Pick out every line of the entries below where "clientes" occurs, and copy those lines.
━━━━━ Data excerpts
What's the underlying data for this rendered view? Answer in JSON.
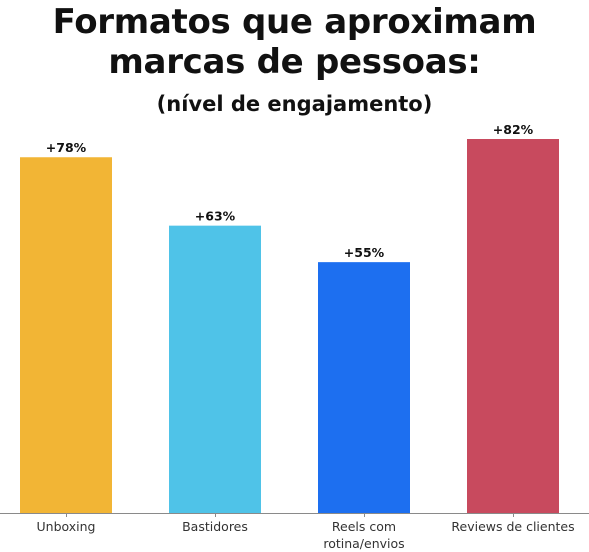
{
  "chart_data": {
    "type": "bar",
    "title": "Formatos que aproximam marcas de pessoas:",
    "subtitle": "(nível de engajamento)",
    "xlabel": "",
    "ylabel": "",
    "categories": [
      "Unboxing",
      "Bastidores",
      "Reels com rotina/envios",
      "Reviews de clientes"
    ],
    "category_lines": [
      [
        "Unboxing"
      ],
      [
        "Bastidores"
      ],
      [
        "Reels com",
        "rotina/envios"
      ],
      [
        "Reviews de clientes"
      ]
    ],
    "values": [
      78,
      63,
      55,
      82
    ],
    "value_labels": [
      "+78%",
      "+63%",
      "+55%",
      "+82%"
    ],
    "colors": [
      "#F2B535",
      "#4FC3E8",
      "#1D6FF0",
      "#C84A5E"
    ],
    "ylim": [
      0,
      82
    ],
    "grid": false,
    "legend": "none"
  }
}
━━━━━━━━━━
__Result__
      "Reviews de clientes"
        "Reviews de clientes"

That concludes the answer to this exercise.